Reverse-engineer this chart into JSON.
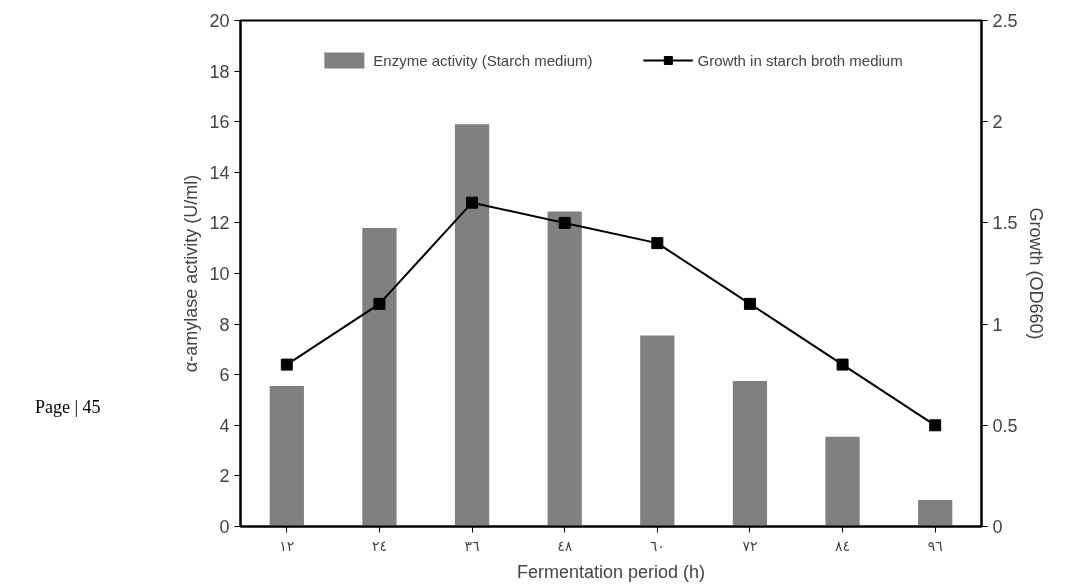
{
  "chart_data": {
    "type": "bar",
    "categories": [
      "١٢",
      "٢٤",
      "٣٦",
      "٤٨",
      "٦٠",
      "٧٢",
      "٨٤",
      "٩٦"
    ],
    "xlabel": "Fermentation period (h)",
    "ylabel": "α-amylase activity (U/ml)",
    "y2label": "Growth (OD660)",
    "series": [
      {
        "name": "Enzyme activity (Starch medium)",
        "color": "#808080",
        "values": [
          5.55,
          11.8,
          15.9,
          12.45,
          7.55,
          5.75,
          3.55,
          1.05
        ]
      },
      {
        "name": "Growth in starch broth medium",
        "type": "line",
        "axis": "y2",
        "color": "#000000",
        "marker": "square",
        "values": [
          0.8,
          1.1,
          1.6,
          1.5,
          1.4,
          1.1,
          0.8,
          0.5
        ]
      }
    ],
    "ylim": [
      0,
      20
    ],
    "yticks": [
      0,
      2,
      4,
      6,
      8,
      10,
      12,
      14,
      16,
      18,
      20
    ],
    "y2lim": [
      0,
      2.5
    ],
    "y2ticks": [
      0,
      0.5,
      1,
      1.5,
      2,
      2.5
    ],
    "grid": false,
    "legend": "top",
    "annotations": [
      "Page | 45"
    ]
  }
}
***
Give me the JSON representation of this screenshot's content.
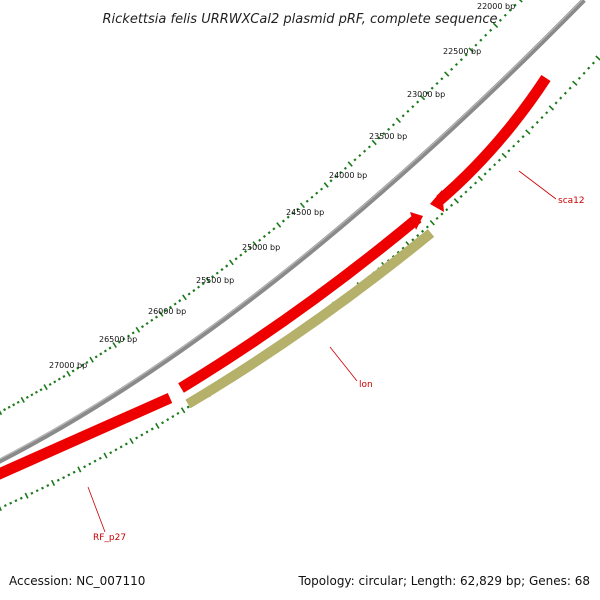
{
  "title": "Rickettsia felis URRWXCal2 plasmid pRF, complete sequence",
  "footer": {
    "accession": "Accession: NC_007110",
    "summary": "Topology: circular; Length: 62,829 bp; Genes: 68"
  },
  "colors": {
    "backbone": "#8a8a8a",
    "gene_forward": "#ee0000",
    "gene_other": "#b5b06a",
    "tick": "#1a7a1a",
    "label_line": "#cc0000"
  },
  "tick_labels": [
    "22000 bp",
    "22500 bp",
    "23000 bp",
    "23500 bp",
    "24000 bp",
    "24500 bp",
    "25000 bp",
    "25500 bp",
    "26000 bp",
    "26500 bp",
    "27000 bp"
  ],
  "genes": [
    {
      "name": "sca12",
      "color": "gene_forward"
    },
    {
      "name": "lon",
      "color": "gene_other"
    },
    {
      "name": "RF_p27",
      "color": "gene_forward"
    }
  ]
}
***
Only one thing belongs in the answer: the number of lines of the data that contain the string "this".

2